### Problem description
Go through the material and pull out every line with the string "JSON" in it.

### Stored rows

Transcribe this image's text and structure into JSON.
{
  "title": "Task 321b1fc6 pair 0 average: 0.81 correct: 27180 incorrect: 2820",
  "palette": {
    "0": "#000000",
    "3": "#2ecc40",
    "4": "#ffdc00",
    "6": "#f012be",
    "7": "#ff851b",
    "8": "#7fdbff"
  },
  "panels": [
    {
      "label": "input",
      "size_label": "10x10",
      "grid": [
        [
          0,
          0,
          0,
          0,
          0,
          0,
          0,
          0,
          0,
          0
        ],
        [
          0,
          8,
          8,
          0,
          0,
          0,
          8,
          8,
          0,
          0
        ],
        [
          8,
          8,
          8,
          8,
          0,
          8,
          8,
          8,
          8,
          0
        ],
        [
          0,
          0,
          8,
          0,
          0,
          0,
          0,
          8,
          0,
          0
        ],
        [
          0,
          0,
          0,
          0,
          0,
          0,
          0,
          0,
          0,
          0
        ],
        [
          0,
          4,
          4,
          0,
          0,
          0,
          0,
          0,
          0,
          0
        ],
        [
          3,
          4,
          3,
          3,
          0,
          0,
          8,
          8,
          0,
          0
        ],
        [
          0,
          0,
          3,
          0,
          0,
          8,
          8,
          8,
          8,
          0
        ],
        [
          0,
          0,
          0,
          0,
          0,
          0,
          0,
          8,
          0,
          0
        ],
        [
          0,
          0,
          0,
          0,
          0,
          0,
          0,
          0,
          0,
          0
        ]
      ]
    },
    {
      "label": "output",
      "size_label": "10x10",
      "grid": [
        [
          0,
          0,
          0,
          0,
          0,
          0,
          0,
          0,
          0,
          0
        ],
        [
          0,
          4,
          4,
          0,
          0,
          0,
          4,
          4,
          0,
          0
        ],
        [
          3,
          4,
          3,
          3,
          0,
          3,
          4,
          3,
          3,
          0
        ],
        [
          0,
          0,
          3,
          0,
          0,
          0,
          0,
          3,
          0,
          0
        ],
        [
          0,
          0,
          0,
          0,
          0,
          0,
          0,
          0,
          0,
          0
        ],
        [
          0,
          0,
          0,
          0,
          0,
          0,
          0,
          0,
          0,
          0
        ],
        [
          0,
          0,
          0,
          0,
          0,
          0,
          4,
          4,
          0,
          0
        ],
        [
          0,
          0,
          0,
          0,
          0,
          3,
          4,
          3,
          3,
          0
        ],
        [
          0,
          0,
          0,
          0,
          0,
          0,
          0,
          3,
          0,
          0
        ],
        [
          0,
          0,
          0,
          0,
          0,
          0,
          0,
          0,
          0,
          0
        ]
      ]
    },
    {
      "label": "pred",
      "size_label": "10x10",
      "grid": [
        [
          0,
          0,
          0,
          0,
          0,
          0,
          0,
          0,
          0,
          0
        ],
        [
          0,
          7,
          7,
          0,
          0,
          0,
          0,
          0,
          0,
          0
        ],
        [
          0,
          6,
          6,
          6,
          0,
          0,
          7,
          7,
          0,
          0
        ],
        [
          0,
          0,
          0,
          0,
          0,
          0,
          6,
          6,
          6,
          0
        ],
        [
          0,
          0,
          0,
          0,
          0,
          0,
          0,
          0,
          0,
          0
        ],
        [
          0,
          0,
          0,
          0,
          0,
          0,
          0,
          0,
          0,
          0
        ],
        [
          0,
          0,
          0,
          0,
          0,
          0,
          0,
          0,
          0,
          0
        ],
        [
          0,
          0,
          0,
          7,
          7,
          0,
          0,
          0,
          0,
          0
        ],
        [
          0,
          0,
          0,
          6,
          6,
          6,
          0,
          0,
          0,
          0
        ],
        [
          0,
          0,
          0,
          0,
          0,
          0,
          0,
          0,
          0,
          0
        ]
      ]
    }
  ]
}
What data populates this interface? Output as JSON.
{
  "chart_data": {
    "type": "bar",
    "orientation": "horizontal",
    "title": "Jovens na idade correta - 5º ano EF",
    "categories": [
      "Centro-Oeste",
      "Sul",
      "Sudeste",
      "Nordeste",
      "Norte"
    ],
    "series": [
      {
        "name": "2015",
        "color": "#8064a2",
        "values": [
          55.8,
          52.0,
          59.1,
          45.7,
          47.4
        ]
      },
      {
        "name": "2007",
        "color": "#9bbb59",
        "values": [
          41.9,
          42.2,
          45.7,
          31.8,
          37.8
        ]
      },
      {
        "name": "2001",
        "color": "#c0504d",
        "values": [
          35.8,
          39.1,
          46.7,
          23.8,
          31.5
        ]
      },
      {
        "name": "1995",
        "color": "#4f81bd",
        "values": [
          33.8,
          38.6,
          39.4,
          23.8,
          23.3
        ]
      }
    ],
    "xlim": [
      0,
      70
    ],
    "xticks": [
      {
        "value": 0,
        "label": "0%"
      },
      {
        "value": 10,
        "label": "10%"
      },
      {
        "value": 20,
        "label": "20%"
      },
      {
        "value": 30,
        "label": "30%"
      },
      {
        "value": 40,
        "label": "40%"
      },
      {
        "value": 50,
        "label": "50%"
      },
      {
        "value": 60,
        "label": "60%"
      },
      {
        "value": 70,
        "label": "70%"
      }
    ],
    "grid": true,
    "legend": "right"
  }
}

### Result for this exercise
Transcribe this image's text and structure into JSON.
What data populates this interface? Output as JSON.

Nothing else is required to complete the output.